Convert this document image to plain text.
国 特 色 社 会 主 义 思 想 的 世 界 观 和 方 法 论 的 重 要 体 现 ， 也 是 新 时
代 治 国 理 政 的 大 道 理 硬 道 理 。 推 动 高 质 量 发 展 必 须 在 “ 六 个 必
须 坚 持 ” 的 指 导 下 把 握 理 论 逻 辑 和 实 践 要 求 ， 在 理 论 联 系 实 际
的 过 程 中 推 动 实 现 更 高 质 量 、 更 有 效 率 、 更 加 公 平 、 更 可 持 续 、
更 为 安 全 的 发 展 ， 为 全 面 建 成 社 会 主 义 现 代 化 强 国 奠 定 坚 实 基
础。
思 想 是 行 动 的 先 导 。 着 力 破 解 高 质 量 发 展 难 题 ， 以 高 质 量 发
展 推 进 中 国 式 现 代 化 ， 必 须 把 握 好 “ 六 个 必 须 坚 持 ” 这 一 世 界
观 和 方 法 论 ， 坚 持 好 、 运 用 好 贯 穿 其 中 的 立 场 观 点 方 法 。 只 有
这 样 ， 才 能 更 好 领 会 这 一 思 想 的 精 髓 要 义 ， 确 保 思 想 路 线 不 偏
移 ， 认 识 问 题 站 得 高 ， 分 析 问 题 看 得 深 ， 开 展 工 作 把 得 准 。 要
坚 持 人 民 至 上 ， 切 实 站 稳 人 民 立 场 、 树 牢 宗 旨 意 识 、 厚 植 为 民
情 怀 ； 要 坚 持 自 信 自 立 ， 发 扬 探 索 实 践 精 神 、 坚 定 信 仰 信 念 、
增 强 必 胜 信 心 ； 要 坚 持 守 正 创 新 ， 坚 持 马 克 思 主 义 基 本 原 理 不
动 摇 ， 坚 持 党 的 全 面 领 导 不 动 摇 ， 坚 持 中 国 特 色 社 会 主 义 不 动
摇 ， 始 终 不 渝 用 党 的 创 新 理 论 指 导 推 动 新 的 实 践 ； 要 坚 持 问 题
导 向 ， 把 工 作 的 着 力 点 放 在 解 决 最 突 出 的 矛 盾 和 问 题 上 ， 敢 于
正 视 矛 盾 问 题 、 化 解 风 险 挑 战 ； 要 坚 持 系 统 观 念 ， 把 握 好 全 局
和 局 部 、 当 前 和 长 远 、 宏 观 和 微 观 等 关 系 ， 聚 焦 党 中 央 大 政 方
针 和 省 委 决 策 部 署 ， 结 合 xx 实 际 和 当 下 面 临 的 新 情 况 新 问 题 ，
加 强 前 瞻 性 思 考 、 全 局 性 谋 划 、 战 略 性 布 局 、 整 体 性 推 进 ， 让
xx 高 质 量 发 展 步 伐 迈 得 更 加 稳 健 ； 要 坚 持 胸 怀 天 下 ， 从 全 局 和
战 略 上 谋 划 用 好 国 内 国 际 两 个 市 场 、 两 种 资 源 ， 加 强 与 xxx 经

::::

§ **WORK TO COMPLETE**: Repeat the records above exactly, from the first line to the last.

§ **SOLUTION TO THE EXERCISE**:
Convert this document image to plain text.
国 特 色 社 会 主 义 思 想 的 世 界 观 和 方 法 论 的 重 要 体 现 ， 也 是 新 时
代 治 国 理 政 的 大 道 理 硬 道 理 。 推 动 高 质 量 发 展 必 须 在 “ 六 个 必
须 坚 持 ” 的 指 导 下 把 握 理 论 逻 辑 和 实 践 要 求 ， 在 理 论 联 系 实 际
的 过 程 中 推 动 实 现 更 高 质 量 、 更 有 效 率 、 更 加 公 平 、 更 可 持 续 、
更 为 安 全 的 发 展 ， 为 全 面 建 成 社 会 主 义 现 代 化 强 国 奠 定 坚 实 基
础。
思 想 是 行 动 的 先 导 。 着 力 破 解 高 质 量 发 展 难 题 ， 以 高 质 量 发
展 推 进 中 国 式 现 代 化 ， 必 须 把 握 好 “ 六 个 必 须 坚 持 ” 这 一 世 界
观 和 方 法 论 ， 坚 持 好 、 运 用 好 贯 穿 其 中 的 立 场 观 点 方 法 。 只 有
这 样 ， 才 能 更 好 领 会 这 一 思 想 的 精 髓 要 义 ， 确 保 思 想 路 线 不 偏
移 ， 认 识 问 题 站 得 高 ， 分 析 问 题 看 得 深 ， 开 展 工 作 把 得 准 。 要
坚 持 人 民 至 上 ， 切 实 站 稳 人 民 立 场 、 树 牢 宗 旨 意 识 、 厚 植 为 民
情 怀 ； 要 坚 持 自 信 自 立 ， 发 扬 探 索 实 践 精 神 、 坚 定 信 仰 信 念 、
增 强 必 胜 信 心 ； 要 坚 持 守 正 创 新 ， 坚 持 马 克 思 主 义 基 本 原 理 不
动 摇 ， 坚 持 党 的 全 面 领 导 不 动 摇 ， 坚 持 中 国 特 色 社 会 主 义 不 动
摇 ， 始 终 不 渝 用 党 的 创 新 理 论 指 导 推 动 新 的 实 践 ； 要 坚 持 问 题
导 向 ， 把 工 作 的 着 力 点 放 在 解 决 最 突 出 的 矛 盾 和 问 题 上 ， 敢 于
正 视 矛 盾 问 题 、 化 解 风 险 挑 战 ； 要 坚 持 系 统 观 念 ， 把 握 好 全 局
和 局 部 、 当 前 和 长 远 、 宏 观 和 微 观 等 关 系 ， 聚 焦 党 中 央 大 政 方
针 和 省 委 决 策 部 署 ， 结 合 xx 实 际 和 当 下 面 临 的 新 情 况 新 问 题 ，
加 强 前 瞻 性 思 考 、 全 局 性 谋 划 、 战 略 性 布 局 、 整 体 性 推 进 ， 让
xx 高 质 量 发 展 步 伐 迈 得 更 加 稳 健 ； 要 坚 持 胸 怀 天 下 ， 从 全 局 和
战 略 上 谋 划 用 好 国 内 国 际 两 个 市 场 、 两 种 资 源 ， 加 强 与 xxx 经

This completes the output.